Exercise task » Could you repeat, word for word, every line from the one containing "Read out every word on this page." through the final line of the records below, and nothing else?

Provided entries »
╔══

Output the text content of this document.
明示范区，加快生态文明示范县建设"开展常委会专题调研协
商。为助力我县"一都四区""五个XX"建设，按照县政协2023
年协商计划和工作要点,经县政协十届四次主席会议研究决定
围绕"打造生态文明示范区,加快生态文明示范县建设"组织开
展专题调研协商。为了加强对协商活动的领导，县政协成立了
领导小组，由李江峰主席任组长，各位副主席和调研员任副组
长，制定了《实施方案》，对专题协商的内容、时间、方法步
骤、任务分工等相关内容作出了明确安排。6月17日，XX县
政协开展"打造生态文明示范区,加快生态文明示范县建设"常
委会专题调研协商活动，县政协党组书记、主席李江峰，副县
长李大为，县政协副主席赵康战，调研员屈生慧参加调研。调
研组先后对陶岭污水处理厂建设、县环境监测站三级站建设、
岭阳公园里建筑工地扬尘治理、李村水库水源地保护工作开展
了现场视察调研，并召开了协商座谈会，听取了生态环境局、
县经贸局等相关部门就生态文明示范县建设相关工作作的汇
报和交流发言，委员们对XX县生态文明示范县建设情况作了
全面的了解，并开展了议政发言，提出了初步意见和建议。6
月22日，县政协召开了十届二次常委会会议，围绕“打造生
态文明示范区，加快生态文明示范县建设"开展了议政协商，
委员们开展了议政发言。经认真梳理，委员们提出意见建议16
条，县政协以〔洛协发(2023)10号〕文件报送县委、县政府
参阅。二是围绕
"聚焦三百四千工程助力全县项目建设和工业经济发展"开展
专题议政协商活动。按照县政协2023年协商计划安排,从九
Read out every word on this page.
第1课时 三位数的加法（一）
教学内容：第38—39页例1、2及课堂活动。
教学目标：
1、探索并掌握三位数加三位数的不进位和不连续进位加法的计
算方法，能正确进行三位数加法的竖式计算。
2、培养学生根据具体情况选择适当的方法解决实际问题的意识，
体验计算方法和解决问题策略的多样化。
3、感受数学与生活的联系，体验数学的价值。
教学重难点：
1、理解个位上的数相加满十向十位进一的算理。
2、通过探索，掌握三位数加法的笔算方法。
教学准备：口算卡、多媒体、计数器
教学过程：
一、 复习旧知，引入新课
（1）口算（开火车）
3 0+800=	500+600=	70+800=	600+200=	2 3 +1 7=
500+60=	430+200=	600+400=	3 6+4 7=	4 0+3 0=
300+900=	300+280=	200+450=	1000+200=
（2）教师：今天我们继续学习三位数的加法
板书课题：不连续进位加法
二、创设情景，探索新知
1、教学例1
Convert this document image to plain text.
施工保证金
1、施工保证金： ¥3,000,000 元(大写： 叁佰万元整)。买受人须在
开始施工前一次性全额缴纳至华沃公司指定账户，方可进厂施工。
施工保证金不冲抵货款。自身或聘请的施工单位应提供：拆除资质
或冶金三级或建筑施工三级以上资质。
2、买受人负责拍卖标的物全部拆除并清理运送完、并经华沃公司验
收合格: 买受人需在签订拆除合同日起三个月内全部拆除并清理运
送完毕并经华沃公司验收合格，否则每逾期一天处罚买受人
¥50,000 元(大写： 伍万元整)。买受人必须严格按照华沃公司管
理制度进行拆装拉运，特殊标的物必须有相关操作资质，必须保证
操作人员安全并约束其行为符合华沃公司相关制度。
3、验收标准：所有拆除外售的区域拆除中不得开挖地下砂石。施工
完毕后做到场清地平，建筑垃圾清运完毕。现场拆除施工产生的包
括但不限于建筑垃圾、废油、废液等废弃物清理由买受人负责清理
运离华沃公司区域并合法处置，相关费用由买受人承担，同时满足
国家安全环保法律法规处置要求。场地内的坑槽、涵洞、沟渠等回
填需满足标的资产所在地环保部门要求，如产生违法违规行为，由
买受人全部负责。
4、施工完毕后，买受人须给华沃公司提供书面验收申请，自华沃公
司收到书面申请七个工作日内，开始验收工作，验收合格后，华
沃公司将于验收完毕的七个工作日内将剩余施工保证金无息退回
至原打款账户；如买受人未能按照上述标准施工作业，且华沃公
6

╚══

Written response »
Read out every word on this page.
第1课时 三位数的加法（一）
教学内容：第38—39页例1、2及课堂活动。
教学目标：
1、探索并掌握三位数加三位数的不进位和不连续进位加法的计
算方法，能正确进行三位数加法的竖式计算。
2、培养学生根据具体情况选择适当的方法解决实际问题的意识，
体验计算方法和解决问题策略的多样化。
3、感受数学与生活的联系，体验数学的价值。
教学重难点：
1、理解个位上的数相加满十向十位进一的算理。
2、通过探索，掌握三位数加法的笔算方法。
教学准备：口算卡、多媒体、计数器
教学过程：
一、 复习旧知，引入新课
（1）口算（开火车）
3 0+800=	500+600=	70+800=	600+200=	2 3 +1 7=
500+60=	430+200=	600+400=	3 6+4 7=	4 0+3 0=
300+900=	300+280=	200+450=	1000+200=
（2）教师：今天我们继续学习三位数的加法
板书课题：不连续进位加法
二、创设情景，探索新知
1、教学例1
Convert this document image to plain text.
施工保证金
1、施工保证金： ¥3,000,000 元(大写： 叁佰万元整)。买受人须在
开始施工前一次性全额缴纳至华沃公司指定账户，方可进厂施工。
施工保证金不冲抵货款。自身或聘请的施工单位应提供：拆除资质
或冶金三级或建筑施工三级以上资质。
2、买受人负责拍卖标的物全部拆除并清理运送完、并经华沃公司验
收合格: 买受人需在签订拆除合同日起三个月内全部拆除并清理运
送完毕并经华沃公司验收合格，否则每逾期一天处罚买受人
¥50,000 元(大写： 伍万元整)。买受人必须严格按照华沃公司管
理制度进行拆装拉运，特殊标的物必须有相关操作资质，必须保证
操作人员安全并约束其行为符合华沃公司相关制度。
3、验收标准：所有拆除外售的区域拆除中不得开挖地下砂石。施工
完毕后做到场清地平，建筑垃圾清运完毕。现场拆除施工产生的包
括但不限于建筑垃圾、废油、废液等废弃物清理由买受人负责清理
运离华沃公司区域并合法处置，相关费用由买受人承担，同时满足
国家安全环保法律法规处置要求。场地内的坑槽、涵洞、沟渠等回
填需满足标的资产所在地环保部门要求，如产生违法违规行为，由
买受人全部负责。
4、施工完毕后，买受人须给华沃公司提供书面验收申请，自华沃公
司收到书面申请七个工作日内，开始验收工作，验收合格后，华
沃公司将于验收完毕的七个工作日内将剩余施工保证金无息退回
至原打款账户；如买受人未能按照上述标准施工作业，且华沃公
6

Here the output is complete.